- _Texte à examiner_:

# # # #

De son côté, le Secrétaire Général de l’Association Journalistes Haïtiens pose le problème de disparité et l’inégalité salariale dans le milieu. Certains médias, mentionne Jacques Desrosiers, maltraitent les journalistes. « L’environnement du secteur n’encourage pas une carrière. Pas d’assurance, pas d’avantages sociaux pour les professionnels », dénonce M. Desrosiers.

Sans langue de bois, le #1 de l’AJH affirme que certains médias encouragent la corruption, dans la pratique du métier. Jacques Desrosiers critique les patrons de médias qui n’ont pas donné un salaire raisonnable à leurs employés qui, eux, utilisent leur micro pour rançonner les gens.

Un droit fondamental violé

« L’un des droits humains fondamentaux est le droit à une rémunération qui permette de vivre dignement. Le préambule de la Constitution de l’Organisation internationale du Travail (OIT) identifie l’existence d’une rémunération adéquate comme l’une des conditions pour une paix durable et universelle basée sur la justice sociale ». En référence à l’arrêté de 2019 fixant le salaire minimum, les employés-es de la presse – sauf ceux de la presse communautaire – devraient toucher 550 gourdes par journée de 8 heures de travail, soit un total de 16.500 gourdes par mois, sans tenir compte des heures supplémentaires. Il s’agit en fait d’un salaire avec lequel ils auraient déjà eu beaucoup de mal à joindre les deux bouts, rappelle la responsable du programme du RNDDH Marie Rosy Auguste Ducénat.

# # # #

Entrées extraites d'une collection
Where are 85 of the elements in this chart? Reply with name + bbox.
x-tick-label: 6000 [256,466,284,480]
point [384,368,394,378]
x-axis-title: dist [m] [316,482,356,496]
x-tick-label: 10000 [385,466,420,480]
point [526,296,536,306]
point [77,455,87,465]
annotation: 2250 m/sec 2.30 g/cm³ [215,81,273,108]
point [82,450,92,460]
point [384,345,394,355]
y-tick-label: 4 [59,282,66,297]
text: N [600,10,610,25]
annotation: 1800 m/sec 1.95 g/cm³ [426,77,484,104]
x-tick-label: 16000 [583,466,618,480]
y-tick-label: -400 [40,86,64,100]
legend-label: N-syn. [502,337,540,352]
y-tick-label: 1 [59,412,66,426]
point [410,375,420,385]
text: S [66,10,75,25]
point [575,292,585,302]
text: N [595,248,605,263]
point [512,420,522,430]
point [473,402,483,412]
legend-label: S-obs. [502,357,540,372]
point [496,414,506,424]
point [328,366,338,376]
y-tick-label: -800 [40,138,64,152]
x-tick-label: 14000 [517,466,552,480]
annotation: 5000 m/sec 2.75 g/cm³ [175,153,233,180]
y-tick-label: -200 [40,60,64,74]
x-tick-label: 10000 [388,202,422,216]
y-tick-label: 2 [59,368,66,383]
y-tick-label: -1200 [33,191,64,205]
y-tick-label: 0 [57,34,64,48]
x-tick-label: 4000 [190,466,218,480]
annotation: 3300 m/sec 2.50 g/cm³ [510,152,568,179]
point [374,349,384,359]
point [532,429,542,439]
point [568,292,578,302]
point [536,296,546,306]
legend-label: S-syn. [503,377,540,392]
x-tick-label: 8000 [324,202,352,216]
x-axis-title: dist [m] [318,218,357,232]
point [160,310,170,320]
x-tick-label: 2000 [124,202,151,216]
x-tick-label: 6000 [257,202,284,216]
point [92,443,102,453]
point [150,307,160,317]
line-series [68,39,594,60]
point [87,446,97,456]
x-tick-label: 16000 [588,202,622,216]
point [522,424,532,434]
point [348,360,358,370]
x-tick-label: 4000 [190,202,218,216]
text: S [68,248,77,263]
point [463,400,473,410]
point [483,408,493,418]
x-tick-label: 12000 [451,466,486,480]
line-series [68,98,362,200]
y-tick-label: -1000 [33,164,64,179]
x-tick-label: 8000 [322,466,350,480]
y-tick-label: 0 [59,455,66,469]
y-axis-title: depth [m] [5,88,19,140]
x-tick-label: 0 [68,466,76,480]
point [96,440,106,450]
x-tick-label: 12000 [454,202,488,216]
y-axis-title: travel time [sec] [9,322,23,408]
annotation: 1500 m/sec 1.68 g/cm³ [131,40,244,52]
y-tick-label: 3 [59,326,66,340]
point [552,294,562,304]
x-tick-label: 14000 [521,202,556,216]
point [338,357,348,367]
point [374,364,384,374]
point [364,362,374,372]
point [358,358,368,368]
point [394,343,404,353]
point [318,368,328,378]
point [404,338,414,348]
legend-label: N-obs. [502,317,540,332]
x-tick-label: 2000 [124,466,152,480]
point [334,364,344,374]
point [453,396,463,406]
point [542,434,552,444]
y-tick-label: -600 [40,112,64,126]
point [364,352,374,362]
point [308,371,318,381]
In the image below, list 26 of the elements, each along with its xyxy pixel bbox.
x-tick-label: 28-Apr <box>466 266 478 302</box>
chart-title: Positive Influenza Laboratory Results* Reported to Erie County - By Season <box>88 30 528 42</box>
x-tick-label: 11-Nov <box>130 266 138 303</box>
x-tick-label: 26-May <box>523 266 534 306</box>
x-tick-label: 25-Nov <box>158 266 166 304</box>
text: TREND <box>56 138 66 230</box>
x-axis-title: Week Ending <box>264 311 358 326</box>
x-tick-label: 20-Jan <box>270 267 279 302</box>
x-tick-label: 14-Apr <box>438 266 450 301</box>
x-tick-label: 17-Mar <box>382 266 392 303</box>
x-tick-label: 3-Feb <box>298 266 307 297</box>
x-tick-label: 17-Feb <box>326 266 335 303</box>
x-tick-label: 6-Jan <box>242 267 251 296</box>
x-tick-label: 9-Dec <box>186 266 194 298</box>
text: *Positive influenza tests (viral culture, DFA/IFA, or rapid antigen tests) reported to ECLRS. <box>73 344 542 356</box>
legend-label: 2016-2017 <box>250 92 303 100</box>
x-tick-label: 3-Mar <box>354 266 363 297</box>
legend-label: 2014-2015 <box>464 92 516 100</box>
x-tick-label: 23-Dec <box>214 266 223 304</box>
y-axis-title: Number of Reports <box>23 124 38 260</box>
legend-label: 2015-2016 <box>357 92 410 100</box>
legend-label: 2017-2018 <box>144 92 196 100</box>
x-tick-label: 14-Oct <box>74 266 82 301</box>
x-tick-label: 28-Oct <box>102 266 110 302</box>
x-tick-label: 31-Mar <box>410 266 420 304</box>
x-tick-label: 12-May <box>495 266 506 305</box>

# # # #

- _Consigne de travail 1_: Recopiez tout ce qui va, dans le texte sur les salaires des journalistes, de « Sans langue de » jusqu'à « rançonner les gens. ».
- _Consigne de travail 2_: Poursuivez, s'il vous plaît, le texte sur les salaires des journalistes à partir de l'endroit où il s'arrête.

- _Corrigé 1_:
Sans langue de bois, le #1 de l’AJH affirme que certains médias encouragent la corruption, dans la pratique du métier. Jacques Desrosiers critique les patrons de médias qui n’ont pas donné un salaire raisonnable à leurs employés qui, eux, utilisent leur micro pour rançonner les gens.

- _Corrigé 2_:
Pourtant, certains journalistes ne touchent même pas ce minimum fixé par la loi, selon ce qui a été rapporté au RNDDH. Nombreux dans ce secteur ne reçoivent qu’ entre 10.000 et 13.000 gourdes par mois. Plusieurs journalistes ont aussi affirmé avoir déjà plus de 5 ans avec ce salaire qui n’a jamais été révisé, en dépit de la hausse vertigineuse du coût de la vie, déplore la militante des droits humains.

Le RNDDH estime qu’octroyer un salaire aussi misérable à des employés-es appelés à faire un travail aussi important qui consiste à chercher et à fournir des informations à toute une communauté, revient en fait à violer le droit à un niveau de vie suffisant de cette catégorie d’employés.

Or, le droit à un niveau de vie suffisant constitue une nécessité fondamentale affirmée et consacrée par les différents instruments régionaux et internationaux de défense des droits humains, dit l’avocate.

En plus, les journalistes doivent fournir un travail de qualité pour permettre à la population de jouir du droit à l’information dont l’accès est déjà suffisamment restreint et compliqué dans le pays.

Il y a donc nécessité pour les patrons-nes concernés de réviser le salaire des travailleurs de la presse qui se retrouvent aujourd’hui dans la situation sus-décrite. C’est une recommandation. Et, en ce sens, nous rappelons aussi à leur attention que le salaire minimum n’est édicté qu’à titre de référence, avance la responsable.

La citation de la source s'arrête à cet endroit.